(Data entries for graphics)
* * * *
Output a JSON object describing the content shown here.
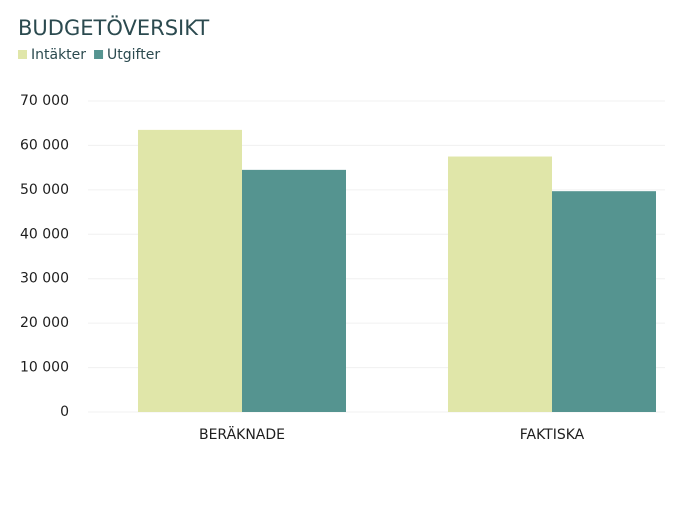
{
  "chart_data": {
    "type": "bar",
    "title": "BUDGETÖVERSIKT",
    "categories": [
      "BERÄKNADE",
      "FAKTISKA"
    ],
    "series": [
      {
        "name": "Intäkter",
        "color": "#e0e6a9",
        "values": [
          63500,
          57500
        ]
      },
      {
        "name": "Utgifter",
        "color": "#559490",
        "values": [
          54500,
          49700
        ]
      }
    ],
    "ylim": [
      0,
      70000
    ],
    "yticks": [
      0,
      {
        "value": 10000,
        "label": "10 000"
      },
      {
        "value": 20000,
        "label": "20 000"
      },
      {
        "value": 30000,
        "label": "30 000"
      },
      {
        "value": 40000,
        "label": "40 000"
      },
      {
        "value": 50000,
        "label": "50 000"
      },
      {
        "value": 60000,
        "label": "60 000"
      },
      {
        "value": 70000,
        "label": "70 000"
      }
    ],
    "grid": true
  }
}
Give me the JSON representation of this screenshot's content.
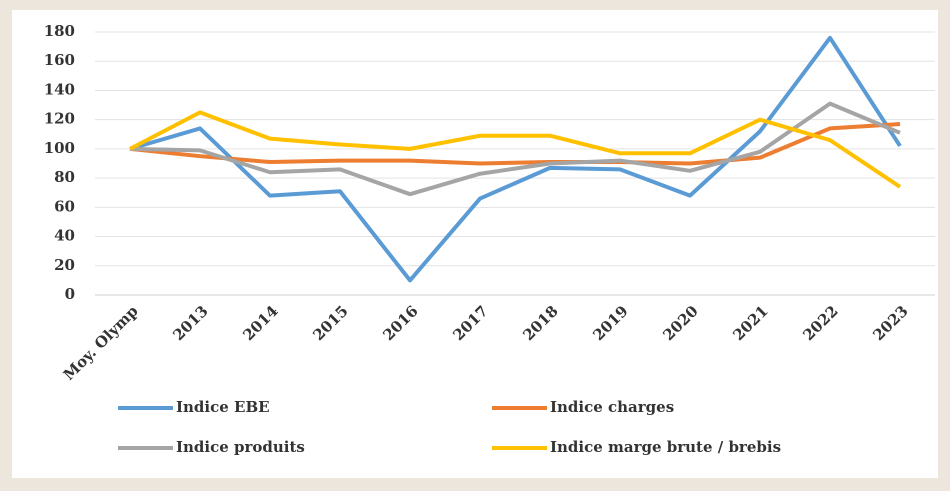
* * * *
• _Requirement_
The material above must be printed exactly, with its pictures left out.

• _Finished task_
Output a JSON object describing the content shown here.
{
  "chart_data": {
    "type": "bar",
    "title": "BUDGETÖVERSIKT",
    "categories": [
      "BERÄKNADE",
      "FAKTISKA"
    ],
    "series": [
      {
        "name": "Intäkter",
        "color": "#e0e6a9",
        "values": [
          63500,
          57500
        ]
      },
      {
        "name": "Utgifter",
        "color": "#559490",
        "values": [
          54500,
          49700
        ]
      }
    ],
    "ylim": [
      0,
      70000
    ],
    "yticks": [
      0,
      {
        "value": 10000,
        "label": "10 000"
      },
      {
        "value": 20000,
        "label": "20 000"
      },
      {
        "value": 30000,
        "label": "30 000"
      },
      {
        "value": 40000,
        "label": "40 000"
      },
      {
        "value": 50000,
        "label": "50 000"
      },
      {
        "value": 60000,
        "label": "60 000"
      },
      {
        "value": 70000,
        "label": "70 000"
      }
    ],
    "grid": true
  }
}
Give me the JSON representation of this screenshot's content.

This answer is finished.